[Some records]
┄┄┄┄┄┄

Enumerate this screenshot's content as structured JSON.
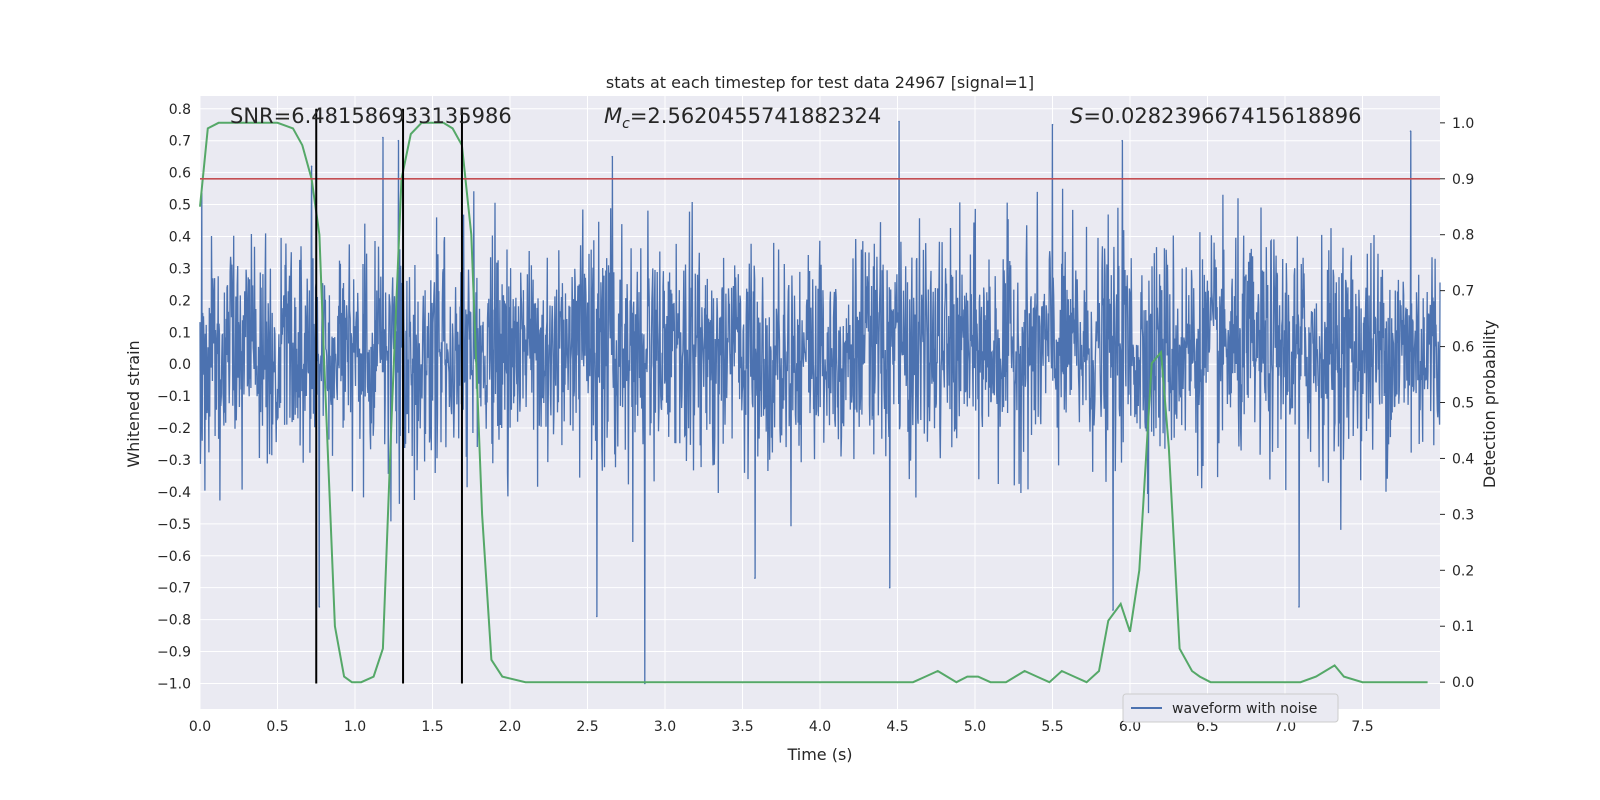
{
  "chart_data": {
    "type": "line",
    "title": "stats at each timestep for test data 24967 [signal=1]",
    "xlabel": "Time (s)",
    "ylabel": "Whitened strain",
    "y2label": "Detection probability",
    "xlim": [
      0.0,
      8.0
    ],
    "ylim": [
      -1.08,
      0.84
    ],
    "y2lim": [
      -0.048,
      1.048
    ],
    "x_ticks": [
      "0.0",
      "0.5",
      "1.0",
      "1.5",
      "2.0",
      "2.5",
      "3.0",
      "3.5",
      "4.0",
      "4.5",
      "5.0",
      "5.5",
      "6.0",
      "6.5",
      "7.0",
      "7.5"
    ],
    "y_ticks": [
      "0.8",
      "0.7",
      "0.6",
      "0.5",
      "0.4",
      "0.3",
      "0.2",
      "0.1",
      "0.0",
      "−0.1",
      "−0.2",
      "−0.3",
      "−0.4",
      "−0.5",
      "−0.6",
      "−0.7",
      "−0.8",
      "−0.9",
      "−1.0"
    ],
    "y2_ticks": [
      "1.0",
      "0.9",
      "0.8",
      "0.7",
      "0.6",
      "0.5",
      "0.4",
      "0.3",
      "0.2",
      "0.1",
      "0.0"
    ],
    "grid": true,
    "legend": {
      "placement": "bottom-right",
      "entries": [
        "waveform with noise"
      ]
    },
    "annotations": {
      "snr": "SNR=6.481586933135986",
      "mc_symbol": "M",
      "mc_sub": "c",
      "mc_value": "=2.5620455741882324",
      "s_symbol": "S",
      "s_value": "=0.028239667415618896"
    },
    "threshold": {
      "y2": 0.9,
      "color": "#c44e52"
    },
    "vlines_x": [
      0.75,
      1.31,
      1.69
    ],
    "vline_ymin": -1.0,
    "vline_ymax": 0.8,
    "series": [
      {
        "name": "waveform with noise",
        "color": "#4c72b0",
        "axis": "left",
        "x_start": 0.0,
        "x_end": 8.0,
        "n_points": 2800,
        "envelope_typical": [
          -0.25,
          0.3
        ],
        "peaks": [
          {
            "x": 0.72,
            "y": 0.62
          },
          {
            "x": 0.77,
            "y": -0.76
          },
          {
            "x": 1.18,
            "y": 0.71
          },
          {
            "x": 1.28,
            "y": 0.7
          },
          {
            "x": 1.69,
            "y": 0.66
          },
          {
            "x": 2.56,
            "y": -0.79
          },
          {
            "x": 2.66,
            "y": 0.65
          },
          {
            "x": 2.87,
            "y": -1.0
          },
          {
            "x": 3.58,
            "y": -0.67
          },
          {
            "x": 4.45,
            "y": -0.7
          },
          {
            "x": 4.51,
            "y": 0.76
          },
          {
            "x": 5.5,
            "y": 0.75
          },
          {
            "x": 5.89,
            "y": -0.77
          },
          {
            "x": 5.95,
            "y": 0.7
          },
          {
            "x": 7.09,
            "y": -0.76
          },
          {
            "x": 7.81,
            "y": 0.73
          }
        ]
      },
      {
        "name": "Detection probability",
        "color": "#55a868",
        "axis": "right",
        "x": [
          0.0,
          0.05,
          0.12,
          0.2,
          0.3,
          0.4,
          0.5,
          0.6,
          0.66,
          0.72,
          0.77,
          0.8,
          0.87,
          0.93,
          0.98,
          1.04,
          1.12,
          1.18,
          1.24,
          1.3,
          1.36,
          1.43,
          1.5,
          1.57,
          1.63,
          1.69,
          1.75,
          1.82,
          1.88,
          1.95,
          2.1,
          2.3,
          2.5,
          2.7,
          2.8,
          2.9,
          3.0,
          3.2,
          3.4,
          3.6,
          3.8,
          4.0,
          4.2,
          4.4,
          4.6,
          4.68,
          4.76,
          4.82,
          4.88,
          4.95,
          5.02,
          5.1,
          5.2,
          5.32,
          5.4,
          5.48,
          5.56,
          5.64,
          5.72,
          5.8,
          5.86,
          5.94,
          6.0,
          6.06,
          6.14,
          6.2,
          6.25,
          6.32,
          6.4,
          6.45,
          6.52,
          6.6,
          6.8,
          7.0,
          7.1,
          7.2,
          7.26,
          7.32,
          7.38,
          7.5,
          7.7,
          7.92
        ],
        "values": [
          0.85,
          0.99,
          1.0,
          1.0,
          1.0,
          1.0,
          1.0,
          0.99,
          0.96,
          0.9,
          0.8,
          0.58,
          0.1,
          0.01,
          0.0,
          0.0,
          0.01,
          0.06,
          0.5,
          0.9,
          0.98,
          1.0,
          1.0,
          1.0,
          0.99,
          0.96,
          0.8,
          0.3,
          0.04,
          0.01,
          0.0,
          0.0,
          0.0,
          0.0,
          0.0,
          0.0,
          0.0,
          0.0,
          0.0,
          0.0,
          0.0,
          0.0,
          0.0,
          0.0,
          0.0,
          0.01,
          0.02,
          0.01,
          0.0,
          0.01,
          0.01,
          0.0,
          0.0,
          0.02,
          0.01,
          0.0,
          0.02,
          0.01,
          0.0,
          0.02,
          0.11,
          0.14,
          0.09,
          0.2,
          0.57,
          0.59,
          0.42,
          0.06,
          0.02,
          0.01,
          0.0,
          0.0,
          0.0,
          0.0,
          0.0,
          0.01,
          0.02,
          0.03,
          0.01,
          0.0,
          0.0,
          0.0
        ]
      }
    ]
  }
}
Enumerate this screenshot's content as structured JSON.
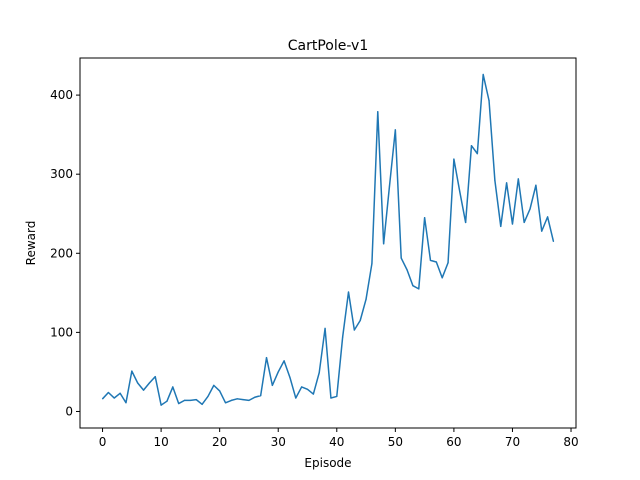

┄┄┄┄┄┄

Challenge: Omit every picture, then reproduce the rest of the listing exactly.

Complete output:
Enumerate this screenshot's content as structured JSON.
{
  "chart_data": {
    "type": "line",
    "title": "stats at each timestep for test data 24967 [signal=1]",
    "xlabel": "Time (s)",
    "ylabel": "Whitened strain",
    "y2label": "Detection probability",
    "xlim": [
      0.0,
      8.0
    ],
    "ylim": [
      -1.08,
      0.84
    ],
    "y2lim": [
      -0.048,
      1.048
    ],
    "x_ticks": [
      "0.0",
      "0.5",
      "1.0",
      "1.5",
      "2.0",
      "2.5",
      "3.0",
      "3.5",
      "4.0",
      "4.5",
      "5.0",
      "5.5",
      "6.0",
      "6.5",
      "7.0",
      "7.5"
    ],
    "y_ticks": [
      "0.8",
      "0.7",
      "0.6",
      "0.5",
      "0.4",
      "0.3",
      "0.2",
      "0.1",
      "0.0",
      "−0.1",
      "−0.2",
      "−0.3",
      "−0.4",
      "−0.5",
      "−0.6",
      "−0.7",
      "−0.8",
      "−0.9",
      "−1.0"
    ],
    "y2_ticks": [
      "1.0",
      "0.9",
      "0.8",
      "0.7",
      "0.6",
      "0.5",
      "0.4",
      "0.3",
      "0.2",
      "0.1",
      "0.0"
    ],
    "grid": true,
    "legend": {
      "placement": "bottom-right",
      "entries": [
        "waveform with noise"
      ]
    },
    "annotations": {
      "snr": "SNR=6.481586933135986",
      "mc_symbol": "M",
      "mc_sub": "c",
      "mc_value": "=2.5620455741882324",
      "s_symbol": "S",
      "s_value": "=0.028239667415618896"
    },
    "threshold": {
      "y2": 0.9,
      "color": "#c44e52"
    },
    "vlines_x": [
      0.75,
      1.31,
      1.69
    ],
    "vline_ymin": -1.0,
    "vline_ymax": 0.8,
    "series": [
      {
        "name": "waveform with noise",
        "color": "#4c72b0",
        "axis": "left",
        "x_start": 0.0,
        "x_end": 8.0,
        "n_points": 2800,
        "envelope_typical": [
          -0.25,
          0.3
        ],
        "peaks": [
          {
            "x": 0.72,
            "y": 0.62
          },
          {
            "x": 0.77,
            "y": -0.76
          },
          {
            "x": 1.18,
            "y": 0.71
          },
          {
            "x": 1.28,
            "y": 0.7
          },
          {
            "x": 1.69,
            "y": 0.66
          },
          {
            "x": 2.56,
            "y": -0.79
          },
          {
            "x": 2.66,
            "y": 0.65
          },
          {
            "x": 2.87,
            "y": -1.0
          },
          {
            "x": 3.58,
            "y": -0.67
          },
          {
            "x": 4.45,
            "y": -0.7
          },
          {
            "x": 4.51,
            "y": 0.76
          },
          {
            "x": 5.5,
            "y": 0.75
          },
          {
            "x": 5.89,
            "y": -0.77
          },
          {
            "x": 5.95,
            "y": 0.7
          },
          {
            "x": 7.09,
            "y": -0.76
          },
          {
            "x": 7.81,
            "y": 0.73
          }
        ]
      },
      {
        "name": "Detection probability",
        "color": "#55a868",
        "axis": "right",
        "x": [
          0.0,
          0.05,
          0.12,
          0.2,
          0.3,
          0.4,
          0.5,
          0.6,
          0.66,
          0.72,
          0.77,
          0.8,
          0.87,
          0.93,
          0.98,
          1.04,
          1.12,
          1.18,
          1.24,
          1.3,
          1.36,
          1.43,
          1.5,
          1.57,
          1.63,
          1.69,
          1.75,
          1.82,
          1.88,
          1.95,
          2.1,
          2.3,
          2.5,
          2.7,
          2.8,
          2.9,
          3.0,
          3.2,
          3.4,
          3.6,
          3.8,
          4.0,
          4.2,
          4.4,
          4.6,
          4.68,
          4.76,
          4.82,
          4.88,
          4.95,
          5.02,
          5.1,
          5.2,
          5.32,
          5.4,
          5.48,
          5.56,
          5.64,
          5.72,
          5.8,
          5.86,
          5.94,
          6.0,
          6.06,
          6.14,
          6.2,
          6.25,
          6.32,
          6.4,
          6.45,
          6.52,
          6.6,
          6.8,
          7.0,
          7.1,
          7.2,
          7.26,
          7.32,
          7.38,
          7.5,
          7.7,
          7.92
        ],
        "values": [
          0.85,
          0.99,
          1.0,
          1.0,
          1.0,
          1.0,
          1.0,
          0.99,
          0.96,
          0.9,
          0.8,
          0.58,
          0.1,
          0.01,
          0.0,
          0.0,
          0.01,
          0.06,
          0.5,
          0.9,
          0.98,
          1.0,
          1.0,
          1.0,
          0.99,
          0.96,
          0.8,
          0.3,
          0.04,
          0.01,
          0.0,
          0.0,
          0.0,
          0.0,
          0.0,
          0.0,
          0.0,
          0.0,
          0.0,
          0.0,
          0.0,
          0.0,
          0.0,
          0.0,
          0.0,
          0.01,
          0.02,
          0.01,
          0.0,
          0.01,
          0.01,
          0.0,
          0.0,
          0.02,
          0.01,
          0.0,
          0.02,
          0.01,
          0.0,
          0.02,
          0.11,
          0.14,
          0.09,
          0.2,
          0.57,
          0.59,
          0.42,
          0.06,
          0.02,
          0.01,
          0.0,
          0.0,
          0.0,
          0.0,
          0.0,
          0.01,
          0.02,
          0.03,
          0.01,
          0.0,
          0.0,
          0.0
        ]
      }
    ]
  }
}
Enumerate this screenshot's content as structured JSON.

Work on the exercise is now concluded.